### SHORT EXERCISE:
Copy out each line below that has the word "JSON" in it.

Stored dataset items:

● ● ● ●

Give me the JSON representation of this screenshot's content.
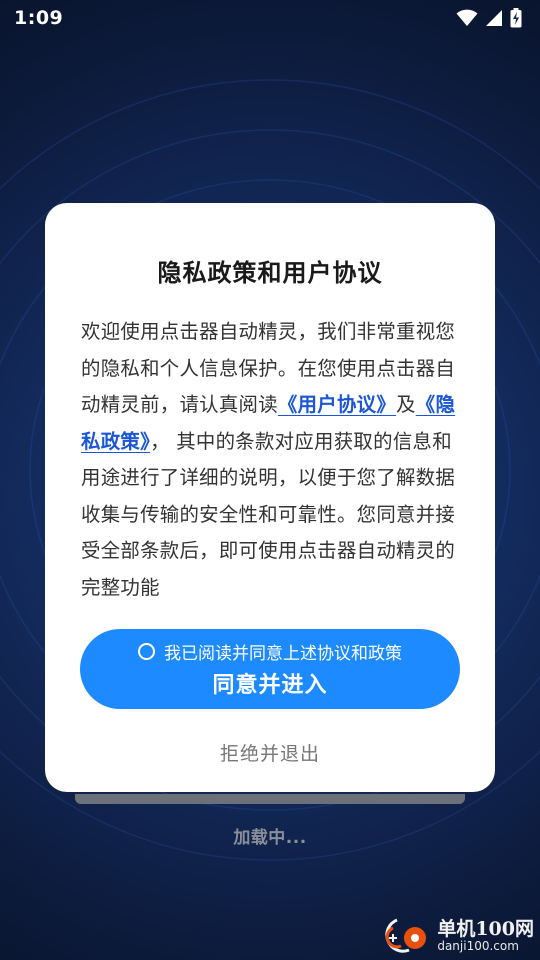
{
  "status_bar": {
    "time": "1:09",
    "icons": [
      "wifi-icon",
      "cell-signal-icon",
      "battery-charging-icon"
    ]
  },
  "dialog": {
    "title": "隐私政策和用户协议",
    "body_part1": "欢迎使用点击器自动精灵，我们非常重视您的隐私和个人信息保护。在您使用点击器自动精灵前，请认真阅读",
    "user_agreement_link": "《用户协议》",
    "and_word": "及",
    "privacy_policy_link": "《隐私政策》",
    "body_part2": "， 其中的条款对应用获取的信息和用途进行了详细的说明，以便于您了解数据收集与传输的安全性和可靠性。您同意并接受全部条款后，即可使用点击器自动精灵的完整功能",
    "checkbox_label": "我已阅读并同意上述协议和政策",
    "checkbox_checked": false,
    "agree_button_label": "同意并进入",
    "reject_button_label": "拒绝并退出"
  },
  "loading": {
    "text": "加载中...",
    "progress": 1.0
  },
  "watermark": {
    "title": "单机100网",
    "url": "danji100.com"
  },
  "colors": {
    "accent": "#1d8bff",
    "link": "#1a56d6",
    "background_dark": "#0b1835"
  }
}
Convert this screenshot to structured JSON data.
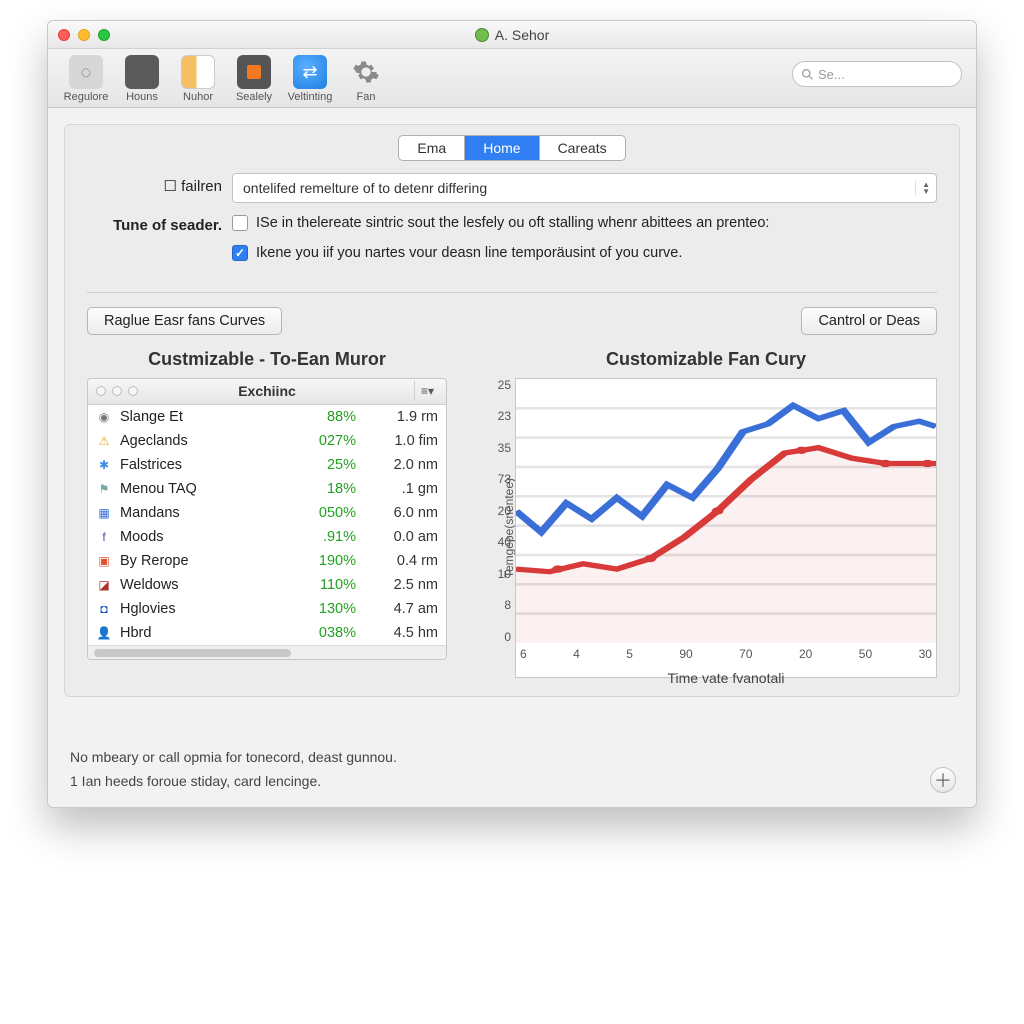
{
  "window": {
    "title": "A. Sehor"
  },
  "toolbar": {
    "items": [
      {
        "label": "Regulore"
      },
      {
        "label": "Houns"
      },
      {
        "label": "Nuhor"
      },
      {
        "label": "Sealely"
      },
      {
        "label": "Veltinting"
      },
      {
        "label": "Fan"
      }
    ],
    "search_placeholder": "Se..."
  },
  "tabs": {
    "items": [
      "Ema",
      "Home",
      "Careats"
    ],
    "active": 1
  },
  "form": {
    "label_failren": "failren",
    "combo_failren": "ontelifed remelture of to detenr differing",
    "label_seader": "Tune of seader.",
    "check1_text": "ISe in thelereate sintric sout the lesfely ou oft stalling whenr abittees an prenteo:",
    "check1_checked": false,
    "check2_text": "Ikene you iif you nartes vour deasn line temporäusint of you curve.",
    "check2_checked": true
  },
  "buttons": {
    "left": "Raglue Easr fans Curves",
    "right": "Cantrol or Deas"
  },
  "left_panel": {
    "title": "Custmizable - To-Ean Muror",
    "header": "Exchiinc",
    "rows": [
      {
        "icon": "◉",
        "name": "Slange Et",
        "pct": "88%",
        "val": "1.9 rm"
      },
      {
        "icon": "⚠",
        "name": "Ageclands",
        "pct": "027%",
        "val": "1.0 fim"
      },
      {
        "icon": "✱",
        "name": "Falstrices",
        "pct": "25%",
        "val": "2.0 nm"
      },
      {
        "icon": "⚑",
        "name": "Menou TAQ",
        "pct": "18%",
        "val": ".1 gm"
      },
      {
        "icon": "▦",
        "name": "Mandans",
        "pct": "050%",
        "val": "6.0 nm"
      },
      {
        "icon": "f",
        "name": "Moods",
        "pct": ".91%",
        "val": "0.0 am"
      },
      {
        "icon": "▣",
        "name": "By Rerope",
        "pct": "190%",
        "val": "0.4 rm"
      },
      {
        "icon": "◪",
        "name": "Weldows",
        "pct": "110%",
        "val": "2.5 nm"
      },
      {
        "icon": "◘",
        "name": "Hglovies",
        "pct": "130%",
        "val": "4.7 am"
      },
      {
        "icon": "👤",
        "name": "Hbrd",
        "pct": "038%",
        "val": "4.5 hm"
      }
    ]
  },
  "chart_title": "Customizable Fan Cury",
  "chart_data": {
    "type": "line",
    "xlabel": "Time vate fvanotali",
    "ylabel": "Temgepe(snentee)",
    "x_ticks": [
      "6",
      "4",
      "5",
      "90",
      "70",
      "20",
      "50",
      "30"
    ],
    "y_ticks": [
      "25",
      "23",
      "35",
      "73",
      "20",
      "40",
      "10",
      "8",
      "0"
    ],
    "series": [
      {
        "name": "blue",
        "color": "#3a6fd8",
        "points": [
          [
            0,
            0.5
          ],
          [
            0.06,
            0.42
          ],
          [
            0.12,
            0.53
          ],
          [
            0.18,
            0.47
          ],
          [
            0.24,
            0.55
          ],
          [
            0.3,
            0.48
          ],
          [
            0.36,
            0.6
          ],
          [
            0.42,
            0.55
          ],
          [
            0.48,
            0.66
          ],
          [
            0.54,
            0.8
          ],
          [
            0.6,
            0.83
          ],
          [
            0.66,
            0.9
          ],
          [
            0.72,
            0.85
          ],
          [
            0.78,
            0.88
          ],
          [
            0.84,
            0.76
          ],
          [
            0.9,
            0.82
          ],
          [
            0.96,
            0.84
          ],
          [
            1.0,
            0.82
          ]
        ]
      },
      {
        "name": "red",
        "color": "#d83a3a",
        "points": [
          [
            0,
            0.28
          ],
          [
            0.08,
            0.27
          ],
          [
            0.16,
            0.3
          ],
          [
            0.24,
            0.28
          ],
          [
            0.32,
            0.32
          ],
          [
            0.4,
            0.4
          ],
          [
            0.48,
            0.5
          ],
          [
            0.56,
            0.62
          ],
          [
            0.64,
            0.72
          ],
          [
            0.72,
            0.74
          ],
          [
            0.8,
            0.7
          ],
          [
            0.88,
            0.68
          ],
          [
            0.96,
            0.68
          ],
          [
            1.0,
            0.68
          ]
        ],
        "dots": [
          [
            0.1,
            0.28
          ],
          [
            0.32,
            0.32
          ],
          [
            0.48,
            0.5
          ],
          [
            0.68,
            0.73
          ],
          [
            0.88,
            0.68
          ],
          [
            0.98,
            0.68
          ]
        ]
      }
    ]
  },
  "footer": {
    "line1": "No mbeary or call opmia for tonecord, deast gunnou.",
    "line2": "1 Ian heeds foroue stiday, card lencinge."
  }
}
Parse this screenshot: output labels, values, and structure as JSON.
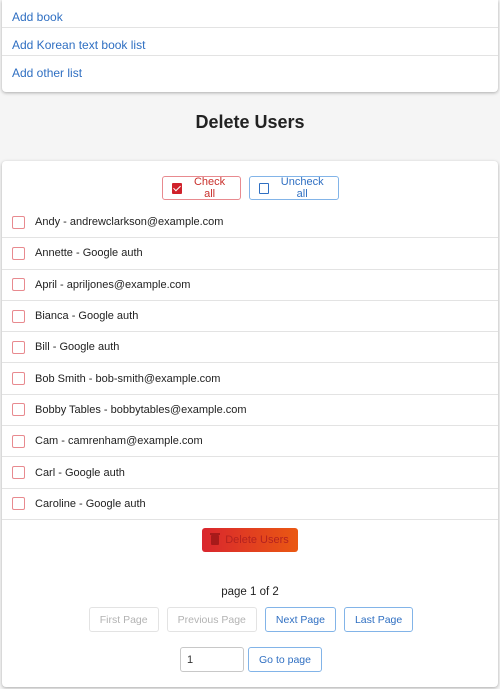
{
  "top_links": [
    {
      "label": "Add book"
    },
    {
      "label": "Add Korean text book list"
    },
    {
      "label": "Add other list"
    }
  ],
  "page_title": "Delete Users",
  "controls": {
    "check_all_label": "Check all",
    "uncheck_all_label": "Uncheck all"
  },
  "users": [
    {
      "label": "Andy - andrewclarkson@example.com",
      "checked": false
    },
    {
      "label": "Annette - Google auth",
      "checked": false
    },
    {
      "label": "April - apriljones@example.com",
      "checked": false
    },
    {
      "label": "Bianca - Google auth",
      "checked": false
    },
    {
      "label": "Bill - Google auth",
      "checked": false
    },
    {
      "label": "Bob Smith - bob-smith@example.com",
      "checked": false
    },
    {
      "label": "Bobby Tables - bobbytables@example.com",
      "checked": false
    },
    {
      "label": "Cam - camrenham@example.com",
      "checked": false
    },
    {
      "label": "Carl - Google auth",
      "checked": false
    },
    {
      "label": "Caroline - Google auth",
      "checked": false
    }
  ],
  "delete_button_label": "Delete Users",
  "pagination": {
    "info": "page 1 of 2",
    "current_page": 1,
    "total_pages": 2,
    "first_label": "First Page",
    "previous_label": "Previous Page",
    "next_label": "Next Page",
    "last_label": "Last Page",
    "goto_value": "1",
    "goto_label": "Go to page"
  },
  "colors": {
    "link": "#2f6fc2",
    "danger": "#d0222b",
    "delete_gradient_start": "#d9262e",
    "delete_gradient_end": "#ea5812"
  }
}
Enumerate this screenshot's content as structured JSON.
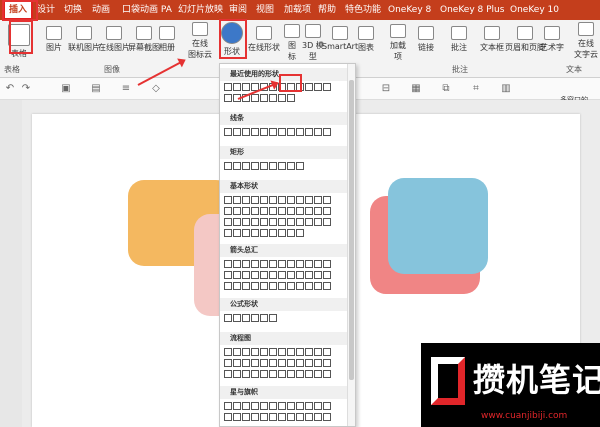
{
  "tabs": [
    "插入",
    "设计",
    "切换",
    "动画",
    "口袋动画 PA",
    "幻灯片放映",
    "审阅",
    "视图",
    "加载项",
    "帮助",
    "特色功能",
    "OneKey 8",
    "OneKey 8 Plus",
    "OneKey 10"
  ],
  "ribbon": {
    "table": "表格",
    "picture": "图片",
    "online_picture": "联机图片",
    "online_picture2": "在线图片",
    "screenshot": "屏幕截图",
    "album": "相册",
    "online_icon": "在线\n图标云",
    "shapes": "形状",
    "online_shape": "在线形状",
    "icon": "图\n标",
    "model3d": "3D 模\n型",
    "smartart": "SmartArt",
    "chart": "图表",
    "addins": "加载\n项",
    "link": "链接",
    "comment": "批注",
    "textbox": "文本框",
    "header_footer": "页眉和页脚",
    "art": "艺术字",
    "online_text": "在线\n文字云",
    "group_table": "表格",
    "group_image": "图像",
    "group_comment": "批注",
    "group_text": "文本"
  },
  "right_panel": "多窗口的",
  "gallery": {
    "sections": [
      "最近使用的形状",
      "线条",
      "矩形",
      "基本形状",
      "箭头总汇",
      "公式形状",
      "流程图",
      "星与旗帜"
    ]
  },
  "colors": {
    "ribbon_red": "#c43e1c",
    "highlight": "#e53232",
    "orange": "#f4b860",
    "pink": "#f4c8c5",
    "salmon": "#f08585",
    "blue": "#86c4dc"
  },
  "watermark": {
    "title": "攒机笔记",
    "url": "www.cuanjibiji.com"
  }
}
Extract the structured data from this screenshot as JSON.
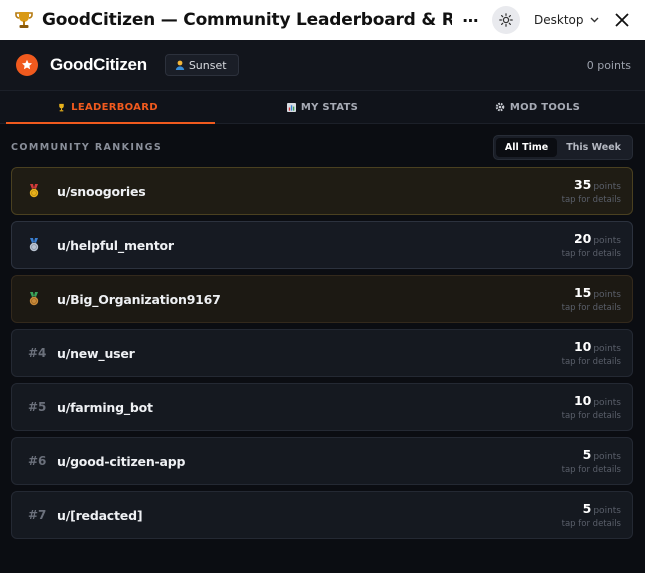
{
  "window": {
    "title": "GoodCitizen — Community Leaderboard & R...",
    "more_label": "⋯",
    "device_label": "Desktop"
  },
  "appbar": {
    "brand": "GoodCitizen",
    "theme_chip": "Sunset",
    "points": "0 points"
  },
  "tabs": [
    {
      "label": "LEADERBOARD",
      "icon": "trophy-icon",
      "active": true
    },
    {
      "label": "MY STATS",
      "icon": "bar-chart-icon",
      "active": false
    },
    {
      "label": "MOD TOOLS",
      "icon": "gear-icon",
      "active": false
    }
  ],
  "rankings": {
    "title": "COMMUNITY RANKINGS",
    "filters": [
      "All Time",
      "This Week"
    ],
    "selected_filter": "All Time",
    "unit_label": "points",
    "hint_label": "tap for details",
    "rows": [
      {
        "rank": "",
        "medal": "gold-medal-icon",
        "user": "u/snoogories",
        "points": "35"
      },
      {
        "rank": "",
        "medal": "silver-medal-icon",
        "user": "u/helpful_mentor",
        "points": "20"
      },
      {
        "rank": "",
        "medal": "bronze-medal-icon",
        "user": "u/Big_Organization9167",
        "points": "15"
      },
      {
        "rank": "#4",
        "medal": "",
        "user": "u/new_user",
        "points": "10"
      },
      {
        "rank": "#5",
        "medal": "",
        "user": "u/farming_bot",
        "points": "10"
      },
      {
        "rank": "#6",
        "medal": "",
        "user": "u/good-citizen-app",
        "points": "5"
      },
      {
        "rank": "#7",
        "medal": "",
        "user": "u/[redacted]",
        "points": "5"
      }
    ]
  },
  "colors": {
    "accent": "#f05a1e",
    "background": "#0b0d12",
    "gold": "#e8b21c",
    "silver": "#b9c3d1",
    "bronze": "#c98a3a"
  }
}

● ● ● ●

### TASK RESPONSE:
Give me the JSON representation of this screenshot's content.
Convert this screenshot to structured JSON data.
Parse this screenshot: output labels, values, and structure as JSON.
Enumerate this screenshot's content as structured JSON.
Extract the structured data from this screenshot as JSON.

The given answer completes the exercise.